> **BRIEF**: Here are some entries; quote each one exactly.

> **GIVEN DATA**:
——————————
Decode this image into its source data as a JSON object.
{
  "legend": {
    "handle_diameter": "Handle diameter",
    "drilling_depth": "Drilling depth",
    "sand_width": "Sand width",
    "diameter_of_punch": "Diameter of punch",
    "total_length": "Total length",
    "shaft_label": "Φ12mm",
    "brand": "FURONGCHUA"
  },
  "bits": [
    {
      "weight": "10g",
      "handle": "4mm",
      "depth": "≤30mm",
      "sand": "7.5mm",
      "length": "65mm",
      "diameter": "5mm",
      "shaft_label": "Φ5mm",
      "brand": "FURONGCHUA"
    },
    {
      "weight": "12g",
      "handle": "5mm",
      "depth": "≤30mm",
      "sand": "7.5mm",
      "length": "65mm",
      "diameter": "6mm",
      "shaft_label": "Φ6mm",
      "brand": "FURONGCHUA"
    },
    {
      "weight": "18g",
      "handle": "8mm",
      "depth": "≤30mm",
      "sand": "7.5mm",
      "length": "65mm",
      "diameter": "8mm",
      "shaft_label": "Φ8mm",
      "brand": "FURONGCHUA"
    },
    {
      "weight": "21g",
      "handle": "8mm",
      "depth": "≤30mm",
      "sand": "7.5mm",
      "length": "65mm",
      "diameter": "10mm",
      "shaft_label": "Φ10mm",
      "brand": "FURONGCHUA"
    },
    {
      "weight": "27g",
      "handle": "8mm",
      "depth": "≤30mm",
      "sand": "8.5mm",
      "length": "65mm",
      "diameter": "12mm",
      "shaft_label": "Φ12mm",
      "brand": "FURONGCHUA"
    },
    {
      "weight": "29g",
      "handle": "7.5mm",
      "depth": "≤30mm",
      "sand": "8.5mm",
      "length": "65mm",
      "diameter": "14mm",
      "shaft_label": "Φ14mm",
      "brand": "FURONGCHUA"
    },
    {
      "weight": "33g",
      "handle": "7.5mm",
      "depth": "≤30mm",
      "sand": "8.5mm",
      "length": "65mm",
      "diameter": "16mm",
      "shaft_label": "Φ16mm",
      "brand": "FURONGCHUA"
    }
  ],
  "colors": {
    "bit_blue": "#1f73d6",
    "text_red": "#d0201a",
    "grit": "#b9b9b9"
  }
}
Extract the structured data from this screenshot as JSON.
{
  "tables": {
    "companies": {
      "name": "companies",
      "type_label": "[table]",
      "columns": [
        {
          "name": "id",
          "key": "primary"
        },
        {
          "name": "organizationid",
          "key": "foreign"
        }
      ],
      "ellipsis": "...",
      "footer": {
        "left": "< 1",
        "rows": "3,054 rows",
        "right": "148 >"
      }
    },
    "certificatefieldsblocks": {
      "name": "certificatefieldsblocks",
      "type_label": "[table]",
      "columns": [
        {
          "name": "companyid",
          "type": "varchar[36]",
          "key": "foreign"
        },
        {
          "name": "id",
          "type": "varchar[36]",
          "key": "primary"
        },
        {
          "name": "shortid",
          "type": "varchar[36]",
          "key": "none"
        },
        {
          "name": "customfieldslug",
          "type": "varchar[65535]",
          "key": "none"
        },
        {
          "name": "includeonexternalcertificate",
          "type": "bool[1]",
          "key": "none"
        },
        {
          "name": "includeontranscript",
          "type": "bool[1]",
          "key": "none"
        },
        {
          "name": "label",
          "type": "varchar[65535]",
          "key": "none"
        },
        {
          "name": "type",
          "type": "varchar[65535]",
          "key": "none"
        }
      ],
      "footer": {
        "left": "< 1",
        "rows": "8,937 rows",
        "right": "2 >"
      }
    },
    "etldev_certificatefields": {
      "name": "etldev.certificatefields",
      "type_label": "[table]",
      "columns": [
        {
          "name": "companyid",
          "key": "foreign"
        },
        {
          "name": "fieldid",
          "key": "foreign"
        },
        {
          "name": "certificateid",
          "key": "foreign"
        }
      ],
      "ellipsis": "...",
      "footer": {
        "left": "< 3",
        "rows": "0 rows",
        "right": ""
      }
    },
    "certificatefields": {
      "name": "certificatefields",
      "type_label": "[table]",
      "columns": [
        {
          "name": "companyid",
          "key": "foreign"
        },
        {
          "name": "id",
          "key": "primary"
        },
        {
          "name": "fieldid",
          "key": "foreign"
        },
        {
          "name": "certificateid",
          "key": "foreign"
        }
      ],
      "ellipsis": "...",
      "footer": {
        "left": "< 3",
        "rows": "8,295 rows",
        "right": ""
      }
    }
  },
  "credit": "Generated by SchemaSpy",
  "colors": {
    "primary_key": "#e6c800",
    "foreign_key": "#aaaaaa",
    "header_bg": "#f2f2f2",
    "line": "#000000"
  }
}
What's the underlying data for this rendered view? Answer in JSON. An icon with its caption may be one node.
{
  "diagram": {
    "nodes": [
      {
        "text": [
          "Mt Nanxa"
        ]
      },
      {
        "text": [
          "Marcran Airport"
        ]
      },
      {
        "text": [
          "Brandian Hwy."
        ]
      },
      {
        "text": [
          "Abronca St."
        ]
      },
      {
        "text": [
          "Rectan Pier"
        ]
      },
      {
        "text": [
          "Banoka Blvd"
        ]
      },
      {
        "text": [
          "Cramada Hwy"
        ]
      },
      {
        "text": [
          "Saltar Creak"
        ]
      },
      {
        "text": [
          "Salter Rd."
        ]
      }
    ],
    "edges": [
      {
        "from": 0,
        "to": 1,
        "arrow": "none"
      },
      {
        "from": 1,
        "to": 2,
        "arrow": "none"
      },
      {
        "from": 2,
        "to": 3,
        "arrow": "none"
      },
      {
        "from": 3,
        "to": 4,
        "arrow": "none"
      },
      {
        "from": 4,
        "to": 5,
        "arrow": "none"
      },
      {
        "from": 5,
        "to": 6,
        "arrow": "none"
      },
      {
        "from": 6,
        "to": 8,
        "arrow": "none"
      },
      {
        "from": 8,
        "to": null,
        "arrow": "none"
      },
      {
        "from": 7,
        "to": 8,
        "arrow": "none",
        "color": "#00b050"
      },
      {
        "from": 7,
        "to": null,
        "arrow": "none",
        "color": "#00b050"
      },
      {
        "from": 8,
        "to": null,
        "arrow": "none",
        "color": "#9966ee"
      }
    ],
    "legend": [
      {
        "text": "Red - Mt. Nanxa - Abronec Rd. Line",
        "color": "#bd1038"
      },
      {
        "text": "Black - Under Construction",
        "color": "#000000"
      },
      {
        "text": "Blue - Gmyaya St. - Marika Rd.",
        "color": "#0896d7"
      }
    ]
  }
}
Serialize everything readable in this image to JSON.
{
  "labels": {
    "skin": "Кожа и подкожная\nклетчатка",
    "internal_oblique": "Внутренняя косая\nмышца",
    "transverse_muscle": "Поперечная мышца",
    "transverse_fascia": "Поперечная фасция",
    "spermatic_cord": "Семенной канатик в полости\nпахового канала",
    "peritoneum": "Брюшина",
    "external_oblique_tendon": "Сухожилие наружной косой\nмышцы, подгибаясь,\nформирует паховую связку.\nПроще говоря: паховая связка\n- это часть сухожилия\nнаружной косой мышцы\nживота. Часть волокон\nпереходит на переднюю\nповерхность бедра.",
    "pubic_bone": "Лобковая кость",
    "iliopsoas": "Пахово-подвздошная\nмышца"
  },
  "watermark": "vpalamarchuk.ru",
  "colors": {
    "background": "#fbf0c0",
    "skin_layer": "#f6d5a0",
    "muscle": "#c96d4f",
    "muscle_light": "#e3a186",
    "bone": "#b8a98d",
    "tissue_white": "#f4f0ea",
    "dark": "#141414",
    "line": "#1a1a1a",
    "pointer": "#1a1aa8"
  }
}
——————————
> **RESPONSE TO THIS TASK**:
Decode this image into its source data as a JSON object.
{
  "legend": {
    "handle_diameter": "Handle diameter",
    "drilling_depth": "Drilling depth",
    "sand_width": "Sand width",
    "diameter_of_punch": "Diameter of punch",
    "total_length": "Total length",
    "shaft_label": "Φ12mm",
    "brand": "FURONGCHUA"
  },
  "bits": [
    {
      "weight": "10g",
      "handle": "4mm",
      "depth": "≤30mm",
      "sand": "7.5mm",
      "length": "65mm",
      "diameter": "5mm",
      "shaft_label": "Φ5mm",
      "brand": "FURONGCHUA"
    },
    {
      "weight": "12g",
      "handle": "5mm",
      "depth": "≤30mm",
      "sand": "7.5mm",
      "length": "65mm",
      "diameter": "6mm",
      "shaft_label": "Φ6mm",
      "brand": "FURONGCHUA"
    },
    {
      "weight": "18g",
      "handle": "8mm",
      "depth": "≤30mm",
      "sand": "7.5mm",
      "length": "65mm",
      "diameter": "8mm",
      "shaft_label": "Φ8mm",
      "brand": "FURONGCHUA"
    },
    {
      "weight": "21g",
      "handle": "8mm",
      "depth": "≤30mm",
      "sand": "7.5mm",
      "length": "65mm",
      "diameter": "10mm",
      "shaft_label": "Φ10mm",
      "brand": "FURONGCHUA"
    },
    {
      "weight": "27g",
      "handle": "8mm",
      "depth": "≤30mm",
      "sand": "8.5mm",
      "length": "65mm",
      "diameter": "12mm",
      "shaft_label": "Φ12mm",
      "brand": "FURONGCHUA"
    },
    {
      "weight": "29g",
      "handle": "7.5mm",
      "depth": "≤30mm",
      "sand": "8.5mm",
      "length": "65mm",
      "diameter": "14mm",
      "shaft_label": "Φ14mm",
      "brand": "FURONGCHUA"
    },
    {
      "weight": "33g",
      "handle": "7.5mm",
      "depth": "≤30mm",
      "sand": "8.5mm",
      "length": "65mm",
      "diameter": "16mm",
      "shaft_label": "Φ16mm",
      "brand": "FURONGCHUA"
    }
  ],
  "colors": {
    "bit_blue": "#1f73d6",
    "text_red": "#d0201a",
    "grit": "#b9b9b9"
  }
}
Extract the structured data from this screenshot as JSON.
{
  "tables": {
    "companies": {
      "name": "companies",
      "type_label": "[table]",
      "columns": [
        {
          "name": "id",
          "key": "primary"
        },
        {
          "name": "organizationid",
          "key": "foreign"
        }
      ],
      "ellipsis": "...",
      "footer": {
        "left": "< 1",
        "rows": "3,054 rows",
        "right": "148 >"
      }
    },
    "certificatefieldsblocks": {
      "name": "certificatefieldsblocks",
      "type_label": "[table]",
      "columns": [
        {
          "name": "companyid",
          "type": "varchar[36]",
          "key": "foreign"
        },
        {
          "name": "id",
          "type": "varchar[36]",
          "key": "primary"
        },
        {
          "name": "shortid",
          "type": "varchar[36]",
          "key": "none"
        },
        {
          "name": "customfieldslug",
          "type": "varchar[65535]",
          "key": "none"
        },
        {
          "name": "includeonexternalcertificate",
          "type": "bool[1]",
          "key": "none"
        },
        {
          "name": "includeontranscript",
          "type": "bool[1]",
          "key": "none"
        },
        {
          "name": "label",
          "type": "varchar[65535]",
          "key": "none"
        },
        {
          "name": "type",
          "type": "varchar[65535]",
          "key": "none"
        }
      ],
      "footer": {
        "left": "< 1",
        "rows": "8,937 rows",
        "right": "2 >"
      }
    },
    "etldev_certificatefields": {
      "name": "etldev.certificatefields",
      "type_label": "[table]",
      "columns": [
        {
          "name": "companyid",
          "key": "foreign"
        },
        {
          "name": "fieldid",
          "key": "foreign"
        },
        {
          "name": "certificateid",
          "key": "foreign"
        }
      ],
      "ellipsis": "...",
      "footer": {
        "left": "< 3",
        "rows": "0 rows",
        "right": ""
      }
    },
    "certificatefields": {
      "name": "certificatefields",
      "type_label": "[table]",
      "columns": [
        {
          "name": "companyid",
          "key": "foreign"
        },
        {
          "name": "id",
          "key": "primary"
        },
        {
          "name": "fieldid",
          "key": "foreign"
        },
        {
          "name": "certificateid",
          "key": "foreign"
        }
      ],
      "ellipsis": "...",
      "footer": {
        "left": "< 3",
        "rows": "8,295 rows",
        "right": ""
      }
    }
  },
  "credit": "Generated by SchemaSpy",
  "colors": {
    "primary_key": "#e6c800",
    "foreign_key": "#aaaaaa",
    "header_bg": "#f2f2f2",
    "line": "#000000"
  }
}
What's the underlying data for this rendered view? Answer in JSON. An icon with its caption may be one node.
{
  "diagram": {
    "nodes": [
      {
        "text": [
          "Mt Nanxa"
        ]
      },
      {
        "text": [
          "Marcran Airport"
        ]
      },
      {
        "text": [
          "Brandian Hwy."
        ]
      },
      {
        "text": [
          "Abronca St."
        ]
      },
      {
        "text": [
          "Rectan Pier"
        ]
      },
      {
        "text": [
          "Banoka Blvd"
        ]
      },
      {
        "text": [
          "Cramada Hwy"
        ]
      },
      {
        "text": [
          "Saltar Creak"
        ]
      },
      {
        "text": [
          "Salter Rd."
        ]
      }
    ],
    "edges": [
      {
        "from": 0,
        "to": 1,
        "arrow": "none"
      },
      {
        "from": 1,
        "to": 2,
        "arrow": "none"
      },
      {
        "from": 2,
        "to": 3,
        "arrow": "none"
      },
      {
        "from": 3,
        "to": 4,
        "arrow": "none"
      },
      {
        "from": 4,
        "to": 5,
        "arrow": "none"
      },
      {
        "from": 5,
        "to": 6,
        "arrow": "none"
      },
      {
        "from": 6,
        "to": 8,
        "arrow": "none"
      },
      {
        "from": 8,
        "to": null,
        "arrow": "none"
      },
      {
        "from": 7,
        "to": 8,
        "arrow": "none",
        "color": "#00b050"
      },
      {
        "from": 7,
        "to": null,
        "arrow": "none",
        "color": "#00b050"
      },
      {
        "from": 8,
        "to": null,
        "arrow": "none",
        "color": "#9966ee"
      }
    ],
    "legend": [
      {
        "text": "Red - Mt. Nanxa - Abronec Rd. Line",
        "color": "#bd1038"
      },
      {
        "text": "Black - Under Construction",
        "color": "#000000"
      },
      {
        "text": "Blue - Gmyaya St. - Marika Rd.",
        "color": "#0896d7"
      }
    ]
  }
}
Serialize everything readable in this image to JSON.
{
  "labels": {
    "skin": "Кожа и подкожная\nклетчатка",
    "internal_oblique": "Внутренняя косая\nмышца",
    "transverse_muscle": "Поперечная мышца",
    "transverse_fascia": "Поперечная фасция",
    "spermatic_cord": "Семенной канатик в полости\nпахового канала",
    "peritoneum": "Брюшина",
    "external_oblique_tendon": "Сухожилие наружной косой\nмышцы, подгибаясь,\nформирует паховую связку.\nПроще говоря: паховая связка\n- это часть сухожилия\nнаружной косой мышцы\nживота. Часть волокон\nпереходит на переднюю\nповерхность бедра.",
    "pubic_bone": "Лобковая кость",
    "iliopsoas": "Пахово-подвздошная\nмышца"
  },
  "watermark": "vpalamarchuk.ru",
  "colors": {
    "background": "#fbf0c0",
    "skin_layer": "#f6d5a0",
    "muscle": "#c96d4f",
    "muscle_light": "#e3a186",
    "bone": "#b8a98d",
    "tissue_white": "#f4f0ea",
    "dark": "#141414",
    "line": "#1a1a1a",
    "pointer": "#1a1aa8"
  }
}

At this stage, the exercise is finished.